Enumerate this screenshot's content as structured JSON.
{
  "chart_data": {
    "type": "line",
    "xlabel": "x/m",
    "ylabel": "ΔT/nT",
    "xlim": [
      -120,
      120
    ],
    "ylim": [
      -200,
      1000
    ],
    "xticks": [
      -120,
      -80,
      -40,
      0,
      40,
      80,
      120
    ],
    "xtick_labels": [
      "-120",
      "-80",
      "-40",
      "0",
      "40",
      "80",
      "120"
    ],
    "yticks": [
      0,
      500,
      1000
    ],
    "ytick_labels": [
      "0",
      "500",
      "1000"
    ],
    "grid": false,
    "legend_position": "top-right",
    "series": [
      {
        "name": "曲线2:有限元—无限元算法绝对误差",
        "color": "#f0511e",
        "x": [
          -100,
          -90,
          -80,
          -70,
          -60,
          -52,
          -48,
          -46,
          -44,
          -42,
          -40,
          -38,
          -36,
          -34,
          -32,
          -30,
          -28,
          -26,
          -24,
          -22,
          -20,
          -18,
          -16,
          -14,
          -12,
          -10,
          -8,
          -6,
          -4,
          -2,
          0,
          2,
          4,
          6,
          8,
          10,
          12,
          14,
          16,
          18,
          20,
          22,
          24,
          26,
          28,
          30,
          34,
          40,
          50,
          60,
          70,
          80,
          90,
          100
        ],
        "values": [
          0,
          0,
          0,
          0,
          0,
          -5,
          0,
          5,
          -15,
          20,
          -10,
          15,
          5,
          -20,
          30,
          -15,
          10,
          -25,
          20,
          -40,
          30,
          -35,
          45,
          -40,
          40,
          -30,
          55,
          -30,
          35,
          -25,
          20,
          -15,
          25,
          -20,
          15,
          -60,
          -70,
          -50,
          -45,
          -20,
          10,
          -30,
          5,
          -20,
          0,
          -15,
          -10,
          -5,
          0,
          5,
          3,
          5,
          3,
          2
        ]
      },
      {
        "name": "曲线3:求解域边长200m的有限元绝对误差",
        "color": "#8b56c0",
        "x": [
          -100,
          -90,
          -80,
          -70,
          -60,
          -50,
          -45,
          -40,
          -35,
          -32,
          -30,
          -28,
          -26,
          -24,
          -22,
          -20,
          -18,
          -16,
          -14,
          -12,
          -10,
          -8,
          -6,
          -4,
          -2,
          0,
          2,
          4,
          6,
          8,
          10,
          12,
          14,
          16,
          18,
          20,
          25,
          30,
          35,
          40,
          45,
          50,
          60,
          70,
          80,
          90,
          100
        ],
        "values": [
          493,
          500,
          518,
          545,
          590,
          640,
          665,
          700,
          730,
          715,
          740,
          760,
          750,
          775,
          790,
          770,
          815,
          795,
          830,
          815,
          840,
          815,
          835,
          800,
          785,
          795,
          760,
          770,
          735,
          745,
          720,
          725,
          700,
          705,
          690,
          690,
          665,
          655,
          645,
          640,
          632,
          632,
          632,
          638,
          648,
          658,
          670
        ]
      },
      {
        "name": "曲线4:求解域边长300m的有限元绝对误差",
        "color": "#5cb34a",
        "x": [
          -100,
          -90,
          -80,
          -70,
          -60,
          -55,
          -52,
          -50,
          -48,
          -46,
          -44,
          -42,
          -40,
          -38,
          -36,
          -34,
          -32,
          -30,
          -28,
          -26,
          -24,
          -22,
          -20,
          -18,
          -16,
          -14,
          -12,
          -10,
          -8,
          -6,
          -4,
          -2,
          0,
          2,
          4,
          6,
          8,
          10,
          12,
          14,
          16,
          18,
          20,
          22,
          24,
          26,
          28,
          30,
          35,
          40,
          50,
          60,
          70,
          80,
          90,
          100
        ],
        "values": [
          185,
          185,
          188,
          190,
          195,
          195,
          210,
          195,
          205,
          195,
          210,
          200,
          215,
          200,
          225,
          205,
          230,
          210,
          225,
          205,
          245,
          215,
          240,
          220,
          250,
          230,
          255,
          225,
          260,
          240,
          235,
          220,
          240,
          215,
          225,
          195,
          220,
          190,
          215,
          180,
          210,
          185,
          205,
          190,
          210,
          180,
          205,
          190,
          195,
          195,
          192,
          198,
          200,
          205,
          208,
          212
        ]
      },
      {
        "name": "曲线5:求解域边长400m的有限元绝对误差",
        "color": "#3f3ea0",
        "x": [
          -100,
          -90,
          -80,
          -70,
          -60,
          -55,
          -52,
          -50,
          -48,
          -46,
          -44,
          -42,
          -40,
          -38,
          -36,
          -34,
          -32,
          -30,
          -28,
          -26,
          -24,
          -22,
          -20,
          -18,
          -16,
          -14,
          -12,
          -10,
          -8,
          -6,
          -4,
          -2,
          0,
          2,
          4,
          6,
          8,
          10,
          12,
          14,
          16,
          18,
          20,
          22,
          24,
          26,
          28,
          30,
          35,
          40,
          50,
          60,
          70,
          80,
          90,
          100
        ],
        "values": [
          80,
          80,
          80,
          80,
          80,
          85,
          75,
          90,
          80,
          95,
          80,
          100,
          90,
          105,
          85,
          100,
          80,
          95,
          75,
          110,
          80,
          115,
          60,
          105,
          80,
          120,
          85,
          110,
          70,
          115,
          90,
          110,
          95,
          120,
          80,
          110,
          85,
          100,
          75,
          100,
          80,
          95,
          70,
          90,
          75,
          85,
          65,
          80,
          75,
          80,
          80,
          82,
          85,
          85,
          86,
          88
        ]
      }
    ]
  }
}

## Short problem
In the listing above, find the lines holding the word "color" and copy them.

## Answer
        "color": "#f0511e",
        "color": "#8b56c0",
        "color": "#5cb34a",
        "color": "#3f3ea0",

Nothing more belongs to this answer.